Aim of the task — Give only the number of lines that contain the word "checked".
########
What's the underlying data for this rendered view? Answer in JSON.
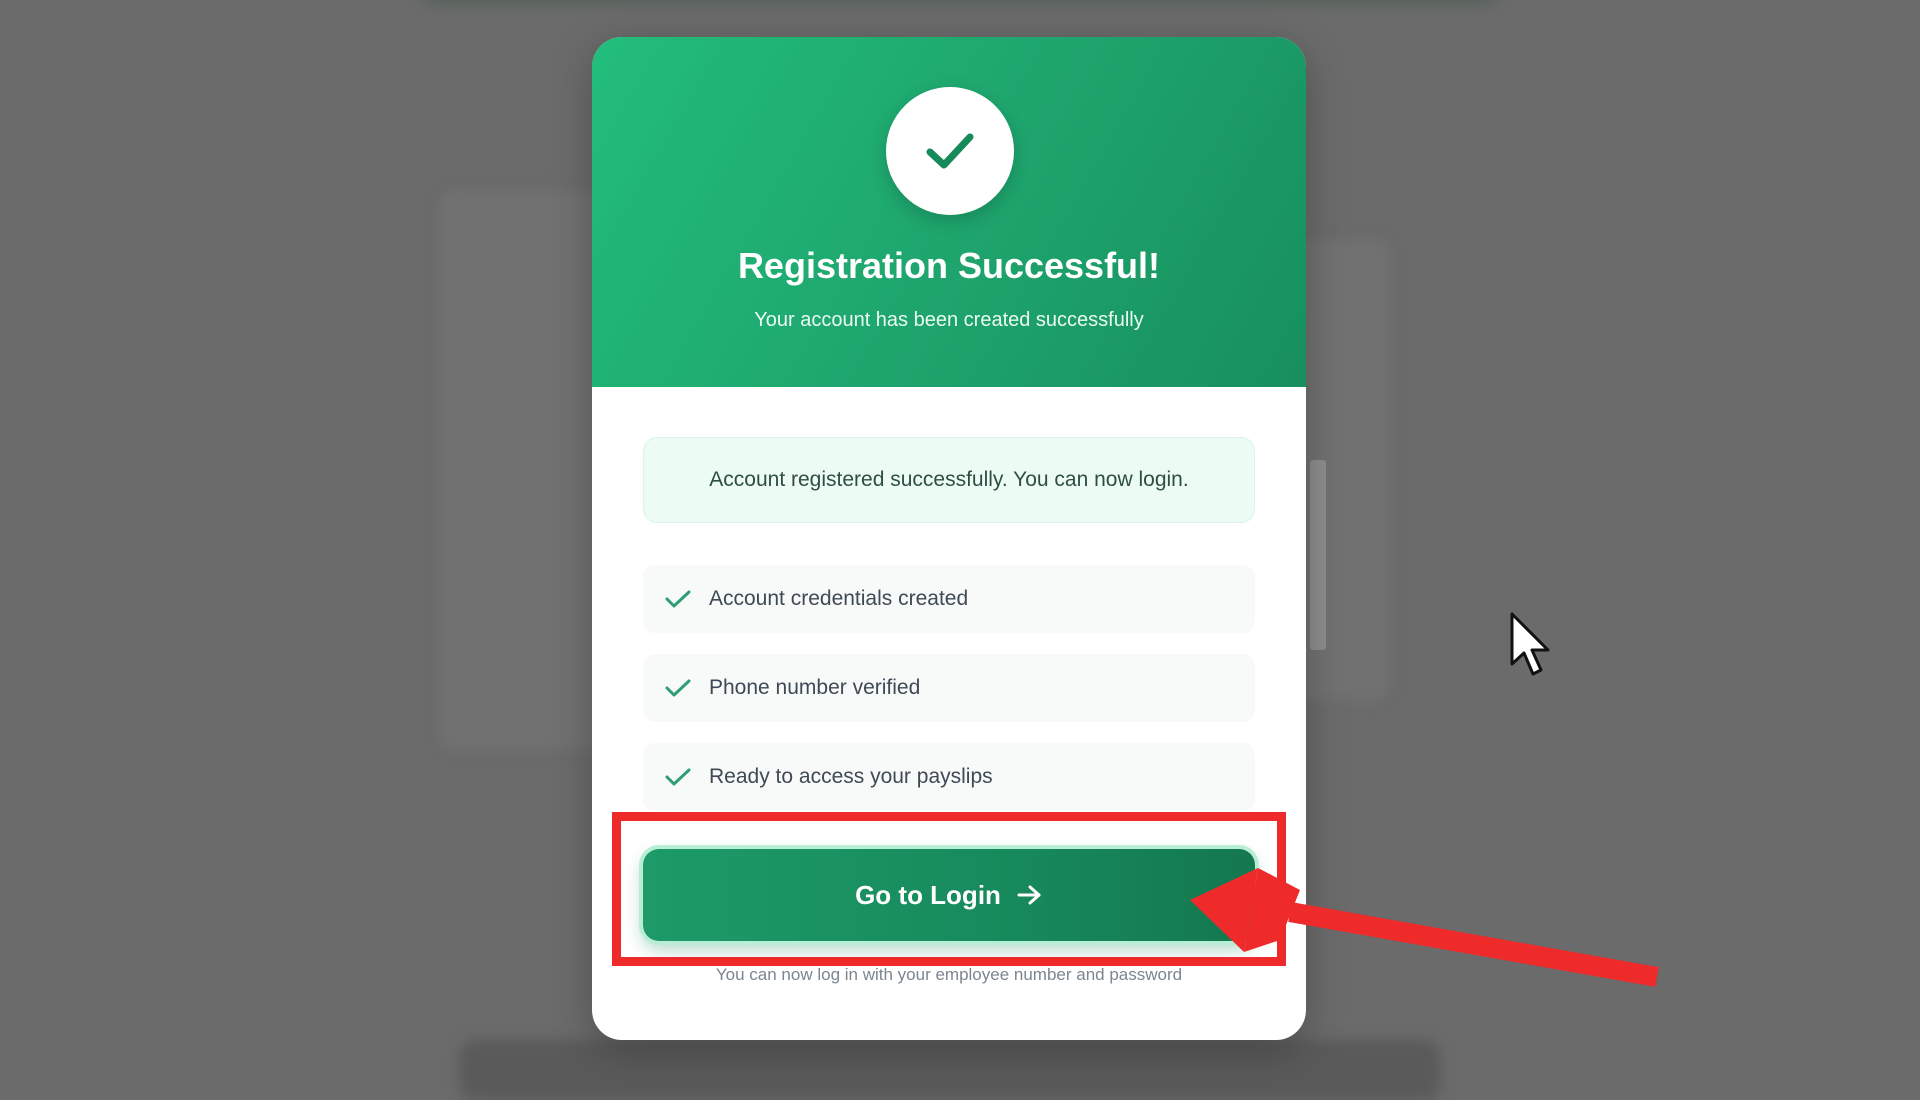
{
  "modal": {
    "title": "Registration Successful!",
    "subtitle": "Your account has been created successfully",
    "success_message": "Account registered successfully. You can now login.",
    "steps": [
      {
        "label": "Account credentials created",
        "icon": "check-icon"
      },
      {
        "label": "Phone number verified",
        "icon": "check-icon"
      },
      {
        "label": "Ready to access your payslips",
        "icon": "check-icon"
      }
    ],
    "login_button_label": "Go to Login",
    "login_button_icon": "arrow-right-icon",
    "footnote": "You can now log in with your employee number and password"
  },
  "colors": {
    "header_green": "#1ea46c",
    "button_green": "#178a5c",
    "annotation_red": "#ef2a2a",
    "success_bg": "#ecfbf3"
  },
  "annotations": {
    "highlight": "red-rectangle",
    "pointer": "red-arrow"
  }
}
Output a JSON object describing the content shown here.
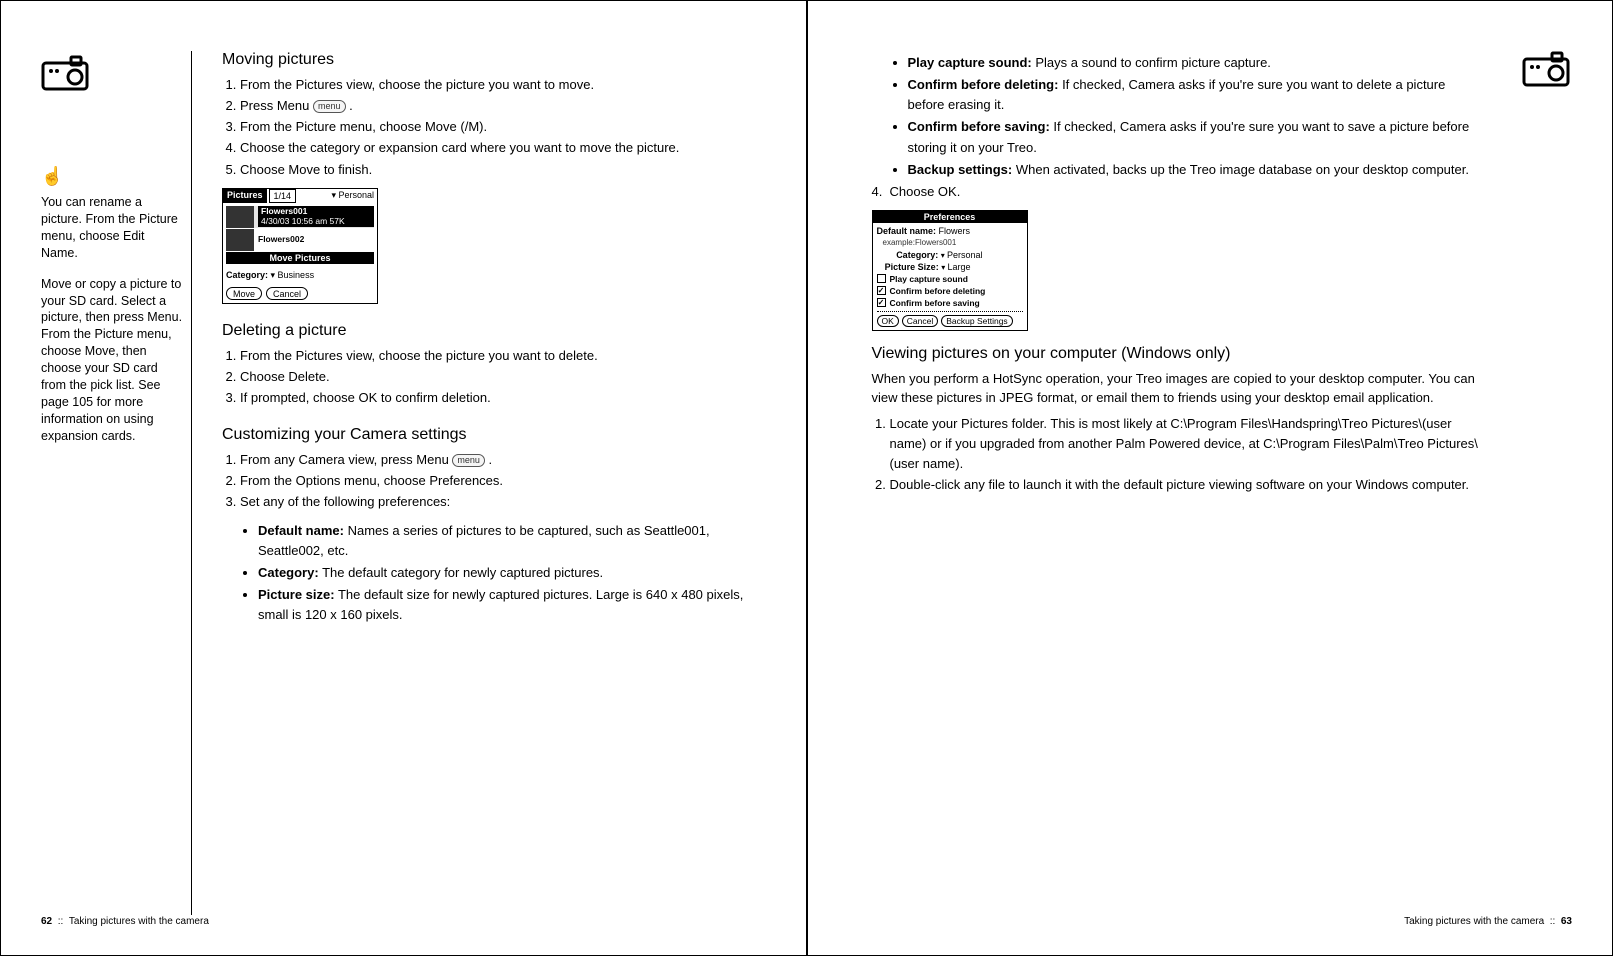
{
  "left_page": {
    "sidebar": {
      "tip1": "You can rename a picture. From the Picture menu, choose Edit Name.",
      "tip2": "Move or copy a picture to your SD card. Select a picture, then press Menu. From the Picture menu, choose Move, then choose your SD card from the pick list. See page 105 for more information on using expansion cards."
    },
    "section_moving": {
      "title": "Moving pictures",
      "steps": [
        "From the Pictures view, choose the picture you want to move.",
        "Press Menu ",
        "From the Picture menu, choose Move (/M).",
        "Choose the category or expansion card where you want to move the picture.",
        "Choose Move to finish."
      ],
      "menu_label": "menu"
    },
    "shot1": {
      "title": "Pictures",
      "count": "1/14",
      "category_dropdown": "Personal",
      "item1_name": "Flowers001",
      "item1_meta": "4/30/03 10:56 am 57K",
      "item2_name": "Flowers002",
      "move_header": "Move Pictures",
      "cat_label": "Category:",
      "cat_value": "Business",
      "btn_move": "Move",
      "btn_cancel": "Cancel"
    },
    "section_deleting": {
      "title": "Deleting a picture",
      "steps": [
        "From the Pictures view, choose the picture you want to delete.",
        "Choose Delete.",
        "If prompted, choose OK to confirm deletion."
      ]
    },
    "section_customizing": {
      "title": "Customizing your Camera settings",
      "steps": [
        "From any Camera view, press Menu ",
        "From the Options menu, choose Preferences.",
        "Set any of the following preferences:"
      ],
      "menu_label": "menu",
      "prefs": [
        {
          "label": "Default name:",
          "text": " Names a series of pictures to be captured, such as Seattle001, Seattle002, etc."
        },
        {
          "label": "Category:",
          "text": " The default category for newly captured pictures."
        },
        {
          "label": "Picture size:",
          "text": " The default size for newly captured pictures. Large is 640 x 480 pixels, small is 120 x 160 pixels."
        }
      ]
    },
    "footer": {
      "page_num": "62",
      "sep": "::",
      "title": "Taking pictures with the camera"
    }
  },
  "right_page": {
    "continued_prefs": [
      {
        "label": "Play capture sound:",
        "text": " Plays a sound to confirm picture capture."
      },
      {
        "label": "Confirm before deleting:",
        "text": " If checked, Camera asks if you're sure you want to delete a picture before erasing it."
      },
      {
        "label": "Confirm before saving:",
        "text": " If checked, Camera asks if you're sure you want to save a picture before storing it on your Treo."
      },
      {
        "label": "Backup settings:",
        "text": " When activated, backs up the Treo image database on your desktop computer."
      }
    ],
    "step4": "Choose OK.",
    "shot2": {
      "title": "Preferences",
      "default_name_label": "Default name:",
      "default_name_value": "Flowers",
      "example": "example:Flowers001",
      "category_label": "Category:",
      "category_value": "Personal",
      "size_label": "Picture Size:",
      "size_value": "Large",
      "chk_play": "Play capture sound",
      "chk_del": "Confirm before deleting",
      "chk_save": "Confirm before saving",
      "btn_ok": "OK",
      "btn_cancel": "Cancel",
      "btn_backup": "Backup Settings"
    },
    "section_viewing": {
      "title": "Viewing pictures on your computer (Windows only)",
      "intro": "When you perform a HotSync operation, your Treo images are copied to your desktop computer. You can view these pictures in JPEG format, or email them to friends using your desktop email application.",
      "steps": [
        "Locate your Pictures folder. This is most likely at C:\\Program Files\\Handspring\\Treo Pictures\\(user name) or if you upgraded from another Palm Powered device, at C:\\Program Files\\Palm\\Treo Pictures\\(user name).",
        "Double-click any file to launch it with the default picture viewing software on your Windows computer."
      ]
    },
    "footer": {
      "title": "Taking pictures with the camera",
      "sep": "::",
      "page_num": "63"
    }
  }
}
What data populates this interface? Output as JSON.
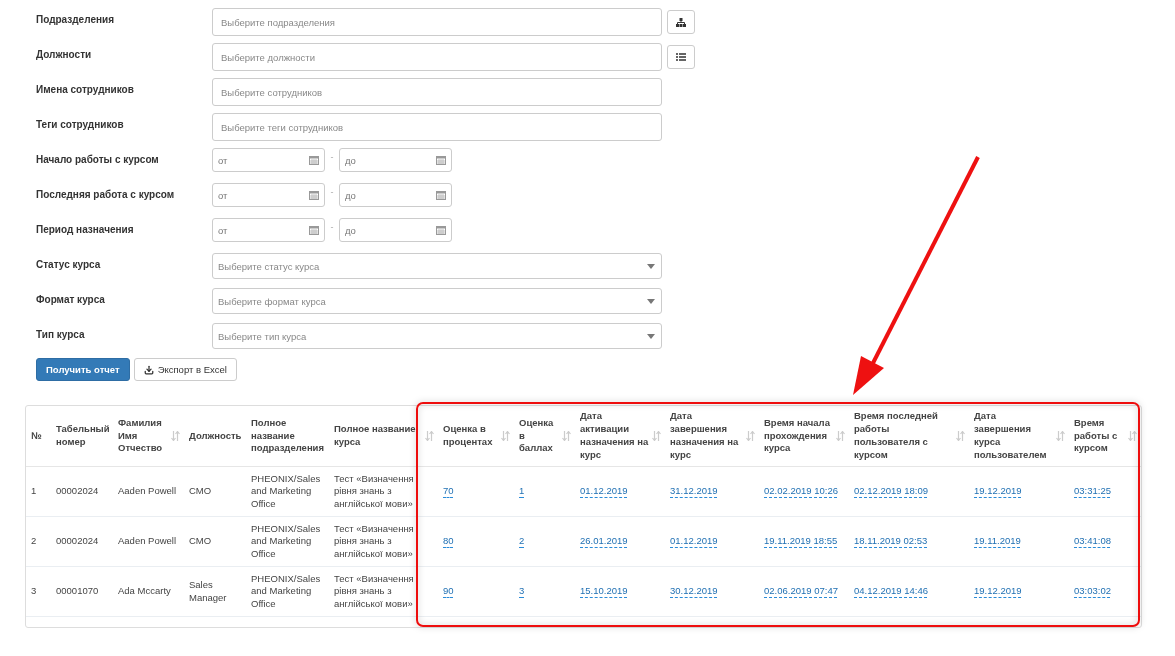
{
  "filters": [
    {
      "label": "Подразделения",
      "kind": "text",
      "placeholder": "Выберите подразделения",
      "side_button": {
        "kind": "tree"
      }
    },
    {
      "label": "Должности",
      "kind": "text",
      "placeholder": "Выберите должности",
      "side_button": {
        "kind": "list"
      }
    },
    {
      "label": "Имена сотрудников",
      "kind": "text",
      "placeholder": "Выберите сотрудников"
    },
    {
      "label": "Теги сотрудников",
      "kind": "text",
      "placeholder": "Выберите теги сотрудников"
    },
    {
      "label": "Начало работы с курсом",
      "kind": "date-range",
      "from_placeholder": "от",
      "separator": "-",
      "to_placeholder": "до"
    },
    {
      "label": "Последняя работа с курсом",
      "kind": "date-range",
      "from_placeholder": "от",
      "separator": "-",
      "to_placeholder": "до"
    },
    {
      "label": "Период назначения",
      "kind": "date-range",
      "from_placeholder": "от",
      "separator": "-",
      "to_placeholder": "до"
    },
    {
      "label": "Статус курса",
      "kind": "dropdown",
      "placeholder": "Выберите статус курса"
    },
    {
      "label": "Формат курса",
      "kind": "dropdown",
      "placeholder": "Выберите формат курса"
    },
    {
      "label": "Тип курса",
      "kind": "dropdown",
      "placeholder": "Выберите тип курса"
    }
  ],
  "buttons": [
    {
      "label": "Получить отчет",
      "kind": "primary"
    },
    {
      "label": "Экспорт в Excel",
      "kind": "export"
    }
  ],
  "table": {
    "columns": [
      {
        "label": "№",
        "sortable": false,
        "kind": "text"
      },
      {
        "label": "Табельный номер",
        "sortable": false,
        "kind": "text"
      },
      {
        "label": "Фамилия Имя Отчество",
        "sortable": true,
        "kind": "text"
      },
      {
        "label": "Должность",
        "sortable": false,
        "kind": "text"
      },
      {
        "label": "Полное название подразделения",
        "sortable": false,
        "kind": "text"
      },
      {
        "label": "Полное название курса",
        "sortable": true,
        "kind": "text"
      },
      {
        "label": "Оценка в процентах",
        "sortable": true,
        "kind": "link"
      },
      {
        "label": "Оценка в баллах",
        "sortable": true,
        "kind": "link"
      },
      {
        "label": "Дата активации назначения на курс",
        "sortable": true,
        "kind": "link"
      },
      {
        "label": "Дата завершения назначения на курс",
        "sortable": true,
        "kind": "link"
      },
      {
        "label": "Время начала прохождения курса",
        "sortable": true,
        "kind": "link"
      },
      {
        "label": "Время последней работы пользователя с курсом",
        "sortable": true,
        "kind": "link"
      },
      {
        "label": "Дата завершения курса пользователем",
        "sortable": true,
        "kind": "link"
      },
      {
        "label": "Время работы с курсом",
        "sortable": true,
        "kind": "link"
      }
    ],
    "rows": [
      [
        "1",
        "00002024",
        "Aaden Powell",
        "CMO",
        "PHEONIX/Sales and Marketing Office",
        "Тест «Визначення рівня знань з англійської мови»",
        "70",
        "1",
        "01.12.2019",
        "31.12.2019",
        "02.02.2019 10:26",
        "02.12.2019 18:09",
        "19.12.2019",
        "03:31:25"
      ],
      [
        "2",
        "00002024",
        "Aaden Powell",
        "CMO",
        "PHEONIX/Sales and Marketing Office",
        "Тест «Визначення рівня знань з англійської мови»",
        "80",
        "2",
        "26.01.2019",
        "01.12.2019",
        "19.11.2019 18:55",
        "18.11.2019 02:53",
        "19.11.2019",
        "03:41:08"
      ],
      [
        "3",
        "00001070",
        "Ada Mccarty",
        "Sales Manager",
        "PHEONIX/Sales and Marketing Office",
        "Тест «Визначення рівня знань з англійської мови»",
        "90",
        "3",
        "15.10.2019",
        "30.12.2019",
        "02.06.2019 07:47",
        "04.12.2019 14:46",
        "19.12.2019",
        "03:03:02"
      ]
    ]
  }
}
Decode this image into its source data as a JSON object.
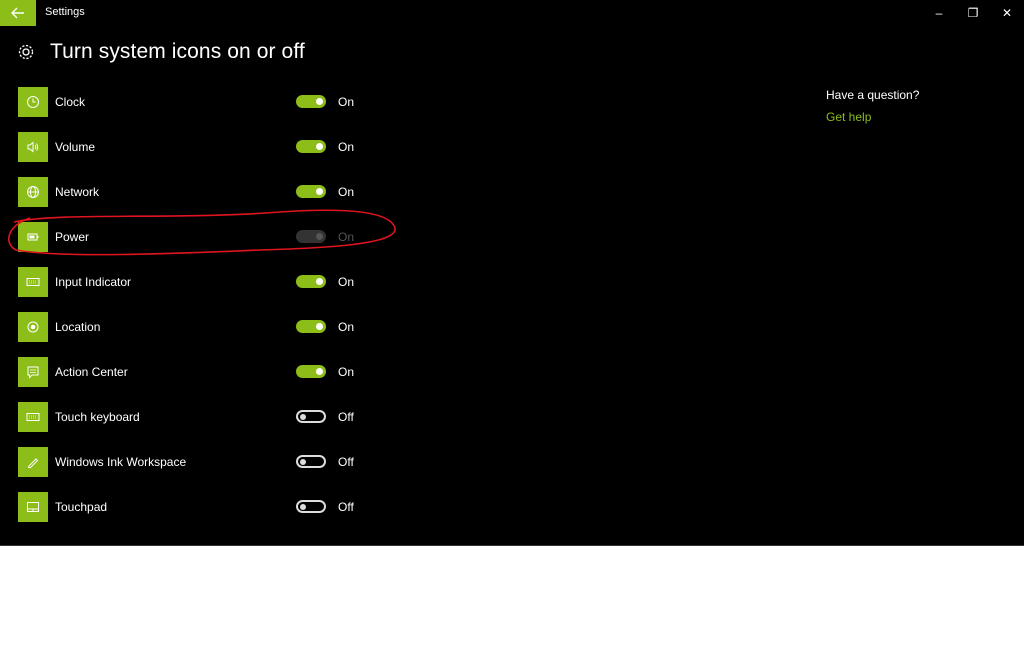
########
Output of the exercise — 2